For me, the only valid criticism of Tom Shula's interviewis that a Pirani gauge filament typically has low emissivity; ε ~ 0.05. But earth has an emissivity close to 1. Emissivity: ε ~ 0.95 (on average).
In his original presentation, Tom provided a chart with 100 mW power loss at 760 Torr (1 atmosphere). labeled with sp→(for surface pressure). The chart also showed a power loss due to radiation of just below 0.4 mW (at 0.001 Torr and less). That is the red horizontal line labeled: COMBINED RADIATIVE AND END LOSSES
Assume: with a Pirani filament of ε = 0.05, the power loss associated with IR emission = 0.4 mW. Multiply both power and emissivity by 19. 19 x 0.4 = 7.6. It's perfectly legitimate to multiply like this because emissivity is a simple scalar multiplier in the Stefan-Boltzmann Law.
So we can expect a Pirani filament of ε = 0.95 has a power loss associated with IR emission = 7.6 mW; and that this will be seen at low vacuum ≤ 0.001 Torr. [Note 0.001 = 1E-03 in the diagram]. Where the red line and green curve meet horizontally. This is the pressure where all power loss is associated with COMBINED RADIATIVE AND END LOSSES, and we assume the end losses are negligible.

··········

▸ **Tasks to carry out**
A) Repeat the Pirani gauge post from "For me, the" up to and including "the Stefan-Boltzmann Law.".
B) Write what comes next in the Pirani gauge post, picking up after its last sentence.

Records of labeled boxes

··········

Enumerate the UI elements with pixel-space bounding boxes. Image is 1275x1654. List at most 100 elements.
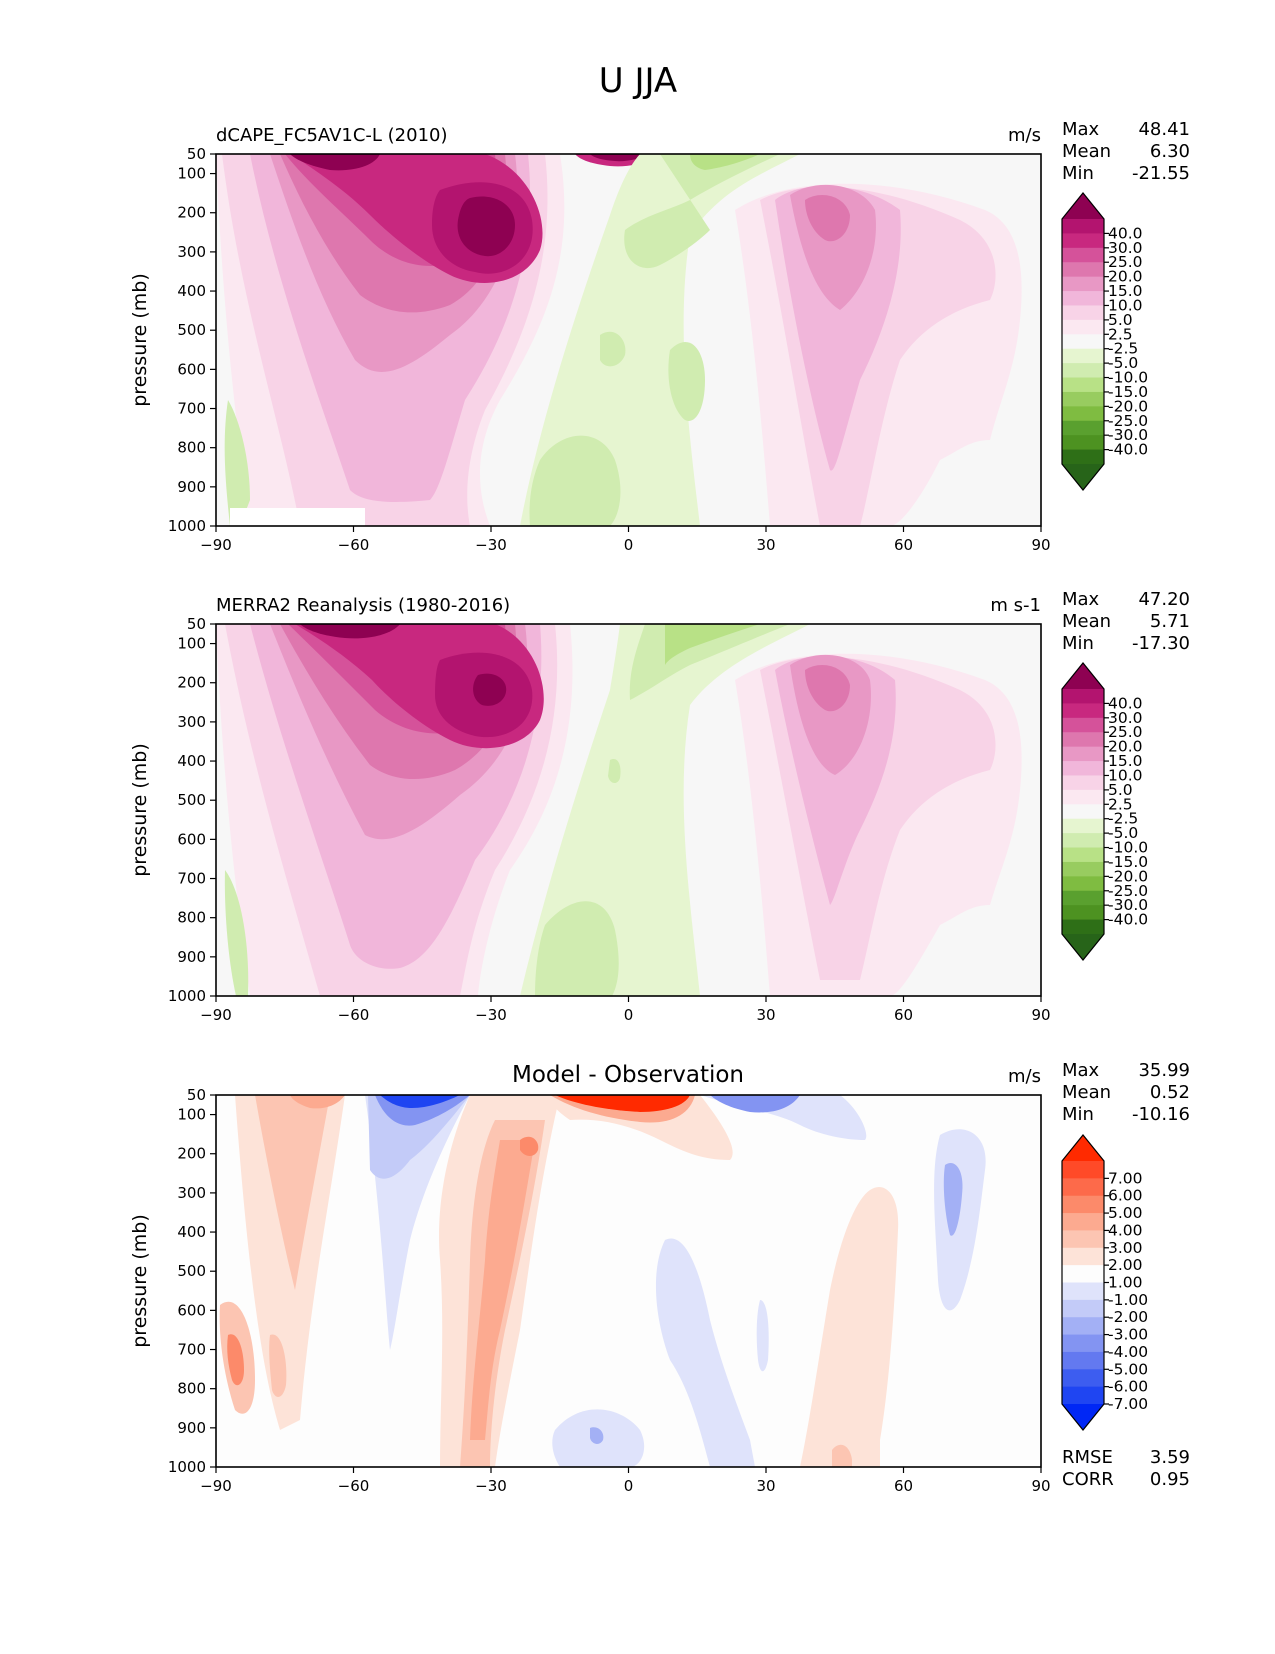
- contour-band: [805, 665, 850, 712]
- contour-field: [216, 624, 1041, 996]
- x-tick-label: −90: [200, 1006, 232, 1024]
- x-tick-label: −30: [475, 1477, 507, 1495]
- colorbar-segment: [1062, 1369, 1104, 1388]
- colorbar-label: 5.0: [1108, 311, 1133, 329]
- colorbar-segment: [1062, 1178, 1104, 1197]
- contour-band: [269, 1334, 287, 1397]
- colorbar-segment: [1062, 291, 1104, 307]
- stats-block: Max 35.99 Mean 0.52 Min -10.16 RMSE 3.59…: [1062, 1060, 1190, 1490]
- colorbar-label: 10.0: [1108, 766, 1143, 784]
- x-tick-label: −60: [338, 536, 370, 554]
- x-tick-label: −60: [338, 1006, 370, 1024]
- contour-band: [608, 759, 621, 784]
- contour-band: [535, 901, 619, 996]
- colorbar-segment: [1062, 406, 1104, 422]
- contour-band: [457, 196, 515, 257]
- colorbar-segment: [1062, 1351, 1104, 1370]
- y-axis: 50 100 200 300 400 500 600 700 800 900 1000: [168, 1086, 216, 1476]
- colorbar-segment: [1062, 435, 1104, 451]
- colorbar-label: 2.00: [1108, 1256, 1143, 1274]
- contour-band: [805, 195, 850, 242]
- colorbar-outline: [1061, 662, 1105, 961]
- colorbar-label: 5.00: [1108, 1204, 1143, 1222]
- colorbar-label: -5.0: [1108, 354, 1138, 372]
- contour-band: [520, 154, 800, 526]
- colorbar-segment: [1062, 847, 1104, 863]
- stat-label-max: Max: [1062, 119, 1100, 140]
- stat-value-mean: 5.71: [1150, 611, 1190, 632]
- colorbar-label: -3.00: [1108, 1326, 1148, 1344]
- colorbar-label: 7.00: [1108, 1169, 1143, 1187]
- contour-band: [520, 1136, 539, 1156]
- contour-field: [216, 154, 1041, 526]
- colorbar-segment: [1062, 761, 1104, 777]
- missing-data-mask: [230, 508, 365, 526]
- units-label: m s-1: [990, 595, 1041, 616]
- stat-value-mean: 0.52: [1150, 1082, 1190, 1103]
- units-label: m/s: [1008, 1066, 1041, 1087]
- colorbar-label: 4.00: [1108, 1221, 1143, 1239]
- y-tick-label: 800: [177, 1380, 206, 1398]
- colorbar-label: -30.0: [1108, 426, 1148, 444]
- panel-difference: −90 −60 −30 0 30 60 90 50 100 200 300 400 500 600 700…: [129, 1060, 1190, 1495]
- contour-band: [300, 624, 400, 639]
- colorbar-label: 3.00: [1108, 1239, 1143, 1257]
- colorbar-segment: [1062, 1230, 1104, 1249]
- colorbar-label: -40.0: [1108, 441, 1148, 459]
- contour-band: [624, 154, 780, 269]
- colorbar-segment: [1062, 1265, 1104, 1284]
- metric-value-corr: 0.95: [1150, 1469, 1190, 1490]
- colorbar-segment: [1062, 804, 1104, 820]
- contour-band: [665, 624, 760, 665]
- y-tick-label: 400: [177, 752, 206, 770]
- colorbar-label: -10.0: [1108, 369, 1148, 387]
- colorbar-label: -30.0: [1108, 896, 1148, 914]
- colorbar-segment: [1062, 1317, 1104, 1336]
- y-tick-label: 200: [177, 204, 206, 222]
- colorbar-segment: [1062, 262, 1104, 278]
- contour-field: [216, 1095, 1041, 1467]
- panel-title: Model - Observation: [512, 1062, 744, 1088]
- y-tick-label: 700: [177, 870, 206, 888]
- colorbar-extend-max: [1062, 193, 1104, 219]
- colorbar-segment: [1062, 789, 1104, 805]
- y-axis-label: pressure (mb): [129, 273, 151, 407]
- y-tick-label: 600: [177, 1301, 206, 1319]
- panel-title: MERRA2 Reanalysis (1980-2016): [216, 595, 510, 616]
- stat-label-mean: Mean: [1062, 141, 1111, 162]
- x-tick-label: −90: [200, 536, 232, 554]
- stat-label-mean: Mean: [1062, 611, 1111, 632]
- colorbar-segment: [1062, 276, 1104, 292]
- colorbar-label: 20.0: [1108, 738, 1143, 756]
- colorbar-label: -5.00: [1108, 1360, 1148, 1378]
- colorbar-segment: [1062, 1247, 1104, 1266]
- x-tick-label: −90: [200, 1477, 232, 1495]
- colorbar-segment: [1062, 717, 1104, 733]
- y-tick-label: 200: [177, 674, 206, 692]
- colorbar-label: 30.0: [1108, 709, 1143, 727]
- colorbar-label: -2.00: [1108, 1308, 1148, 1326]
- colorbar: 40.030.025.020.015.010.05.02.5-2.5-5.0-1…: [1061, 662, 1148, 961]
- colorbar-label: -10.0: [1108, 839, 1148, 857]
- colorbar-label: 10.0: [1108, 296, 1143, 314]
- y-tick-label: 700: [177, 400, 206, 418]
- stat-label-mean: Mean: [1062, 1082, 1111, 1103]
- colorbar-extend-max: [1062, 1135, 1104, 1161]
- y-tick-label: 400: [177, 1223, 206, 1241]
- colorbar-segment: [1062, 890, 1104, 906]
- y-tick-label: 100: [177, 1106, 206, 1124]
- contour-band: [710, 1095, 800, 1113]
- colorbar-segment: [1062, 319, 1104, 335]
- y-tick-label: 900: [177, 948, 206, 966]
- colorbar-label: -2.5: [1108, 810, 1138, 828]
- y-tick-label: 200: [177, 1145, 206, 1163]
- metric-value-rmse: 3.59: [1150, 1447, 1190, 1468]
- colorbar-label: 25.0: [1108, 723, 1143, 741]
- colorbar-segment: [1062, 1161, 1104, 1179]
- y-tick-label: 50: [187, 145, 206, 163]
- colorbar-label: 15.0: [1108, 282, 1143, 300]
- colorbar-extend-min: [1062, 464, 1104, 490]
- colorbar-label: -7.00: [1108, 1395, 1148, 1413]
- y-axis-label: pressure (mb): [129, 743, 151, 877]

··········

▸ **Answers to the tasks**
A)
For me, the only valid criticism of Tom Shula's interviewis that a Pirani gauge filament typically has low emissivity; ε ~ 0.05. But earth has an emissivity close to 1. Emissivity: ε ~ 0.95 (on average).
In his original presentation, Tom provided a chart with 100 mW power loss at 760 Torr (1 atmosphere). labeled with sp→(for surface pressure). The chart also showed a power loss due to radiation of just below 0.4 mW (at 0.001 Torr and less). That is the red horizontal line labeled: COMBINED RADIATIVE AND END LOSSES
Assume: with a Pirani filament of ε = 0.05, the power loss associated with IR emission = 0.4 mW. Multiply both power and emissivity by 19. 19 x 0.4 = 7.6. It's perfectly legitimate to multiply like this because emissivity is a simple scalar multiplier in the Stefan-Boltzmann Law.

B)
Had we used a Pirani gauge with a filament, ε = 0.95 the we expect a base radiative emission of 7.6mW. This would give a similar chart to that above but the red horizontal line would pass through 7.6mW on the vertical axis, and the green curve would still meet the red line at 1E-03 = 0.001 Torr.
So:
total power loss at 1 atmosphere (760 Torr) is 100 mW.
power loss due to radiation is 7.6 mW
This estimate gives a radiative heat loss = 7.6% which is still far less than the 79% climate catastrophe modelers give us; although still 19 times what Tom originally estimated. It still falsifies the greenhouse effect; but less dramatically.
We can, in fact, use a Pirani gauge with a high emissivity filament (such as an oxidized alloy of nickel; 80Ni:20Cr, ε = 0.9, or 20Ni:25Cr:55Fe alloy, ε = 0.90 to 0.97 ). It just so happens that oxidized NiChrome wire is available. But we'll need to calibrate it for ourselves. We'd need to make our own chart of power used versus gas pressure. Or, at the very least, to run the experiment twice - at atmospheric surface pressure ( ~ 760 Torr), and at high vacuum of, say, 0.001 Torr (or less). At such low pressure ALL power loss is assumed to be due to IR emitted.
Or, provided we know the precise emissivity of our Pirani gauge filament, we can just scale it as I did above.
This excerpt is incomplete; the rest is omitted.